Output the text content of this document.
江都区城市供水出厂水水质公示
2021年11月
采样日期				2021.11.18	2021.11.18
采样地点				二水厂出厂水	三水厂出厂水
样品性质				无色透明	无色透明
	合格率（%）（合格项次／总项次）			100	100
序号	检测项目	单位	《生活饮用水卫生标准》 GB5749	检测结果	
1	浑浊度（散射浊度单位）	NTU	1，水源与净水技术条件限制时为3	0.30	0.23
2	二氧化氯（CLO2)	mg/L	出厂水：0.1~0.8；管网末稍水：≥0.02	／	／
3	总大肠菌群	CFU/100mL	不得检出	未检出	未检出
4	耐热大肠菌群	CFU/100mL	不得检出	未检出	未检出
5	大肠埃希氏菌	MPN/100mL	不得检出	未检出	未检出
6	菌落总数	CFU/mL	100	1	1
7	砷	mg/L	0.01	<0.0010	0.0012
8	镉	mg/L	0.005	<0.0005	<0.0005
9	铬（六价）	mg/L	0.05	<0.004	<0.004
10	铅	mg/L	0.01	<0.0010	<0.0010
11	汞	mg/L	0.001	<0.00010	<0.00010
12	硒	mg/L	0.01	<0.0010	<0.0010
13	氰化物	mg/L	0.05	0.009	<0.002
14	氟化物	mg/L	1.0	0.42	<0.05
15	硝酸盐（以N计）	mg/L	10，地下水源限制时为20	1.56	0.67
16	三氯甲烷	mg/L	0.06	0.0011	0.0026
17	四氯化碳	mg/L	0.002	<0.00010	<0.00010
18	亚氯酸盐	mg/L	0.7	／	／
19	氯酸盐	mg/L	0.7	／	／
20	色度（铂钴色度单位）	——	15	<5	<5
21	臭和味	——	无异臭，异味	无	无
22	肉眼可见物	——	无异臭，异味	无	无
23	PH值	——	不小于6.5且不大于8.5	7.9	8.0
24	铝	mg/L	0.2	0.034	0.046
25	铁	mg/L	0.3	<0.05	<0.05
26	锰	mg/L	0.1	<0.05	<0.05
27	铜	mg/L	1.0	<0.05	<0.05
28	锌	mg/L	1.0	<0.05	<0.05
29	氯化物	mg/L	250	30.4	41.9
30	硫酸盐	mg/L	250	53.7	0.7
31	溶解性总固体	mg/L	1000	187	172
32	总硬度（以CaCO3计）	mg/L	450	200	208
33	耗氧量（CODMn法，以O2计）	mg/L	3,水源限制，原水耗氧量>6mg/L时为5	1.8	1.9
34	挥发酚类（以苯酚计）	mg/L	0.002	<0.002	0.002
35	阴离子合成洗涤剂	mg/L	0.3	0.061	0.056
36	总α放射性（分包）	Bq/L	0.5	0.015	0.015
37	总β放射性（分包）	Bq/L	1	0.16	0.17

> _WHAT IS ASKED_
The entries above must be returned in full, exactly as shown.

> _SOLUTION_
Output the text content of this document.
江都区城市供水出厂水水质公示
2021年11月
采样日期				2021.11.18	2021.11.18
采样地点				二水厂出厂水	三水厂出厂水
样品性质				无色透明	无色透明
	合格率（%）（合格项次／总项次）			100	100
序号	检测项目	单位	《生活饮用水卫生标准》 GB5749	检测结果	
1	浑浊度（散射浊度单位）	NTU	1，水源与净水技术条件限制时为3	0.30	0.23
2	二氧化氯（CLO2)	mg/L	出厂水：0.1~0.8；管网末稍水：≥0.02	／	／
3	总大肠菌群	CFU/100mL	不得检出	未检出	未检出
4	耐热大肠菌群	CFU/100mL	不得检出	未检出	未检出
5	大肠埃希氏菌	MPN/100mL	不得检出	未检出	未检出
6	菌落总数	CFU/mL	100	1	1
7	砷	mg/L	0.01	<0.0010	0.0012
8	镉	mg/L	0.005	<0.0005	<0.0005
9	铬（六价）	mg/L	0.05	<0.004	<0.004
10	铅	mg/L	0.01	<0.0010	<0.0010
11	汞	mg/L	0.001	<0.00010	<0.00010
12	硒	mg/L	0.01	<0.0010	<0.0010
13	氰化物	mg/L	0.05	0.009	<0.002
14	氟化物	mg/L	1.0	0.42	<0.05
15	硝酸盐（以N计）	mg/L	10，地下水源限制时为20	1.56	0.67
16	三氯甲烷	mg/L	0.06	0.0011	0.0026
17	四氯化碳	mg/L	0.002	<0.00010	<0.00010
18	亚氯酸盐	mg/L	0.7	／	／
19	氯酸盐	mg/L	0.7	／	／
20	色度（铂钴色度单位）	——	15	<5	<5
21	臭和味	——	无异臭，异味	无	无
22	肉眼可见物	——	无异臭，异味	无	无
23	PH值	——	不小于6.5且不大于8.5	7.9	8.0
24	铝	mg/L	0.2	0.034	0.046
25	铁	mg/L	0.3	<0.05	<0.05
26	锰	mg/L	0.1	<0.05	<0.05
27	铜	mg/L	1.0	<0.05	<0.05
28	锌	mg/L	1.0	<0.05	<0.05
29	氯化物	mg/L	250	30.4	41.9
30	硫酸盐	mg/L	250	53.7	0.7
31	溶解性总固体	mg/L	1000	187	172
32	总硬度（以CaCO3计）	mg/L	450	200	208
33	耗氧量（CODMn法，以O2计）	mg/L	3,水源限制，原水耗氧量>6mg/L时为5	1.8	1.9
34	挥发酚类（以苯酚计）	mg/L	0.002	<0.002	0.002
35	阴离子合成洗涤剂	mg/L	0.3	0.061	0.056
36	总α放射性（分包）	Bq/L	0.5	0.015	0.015
37	总β放射性（分包）	Bq/L	1	0.16	0.17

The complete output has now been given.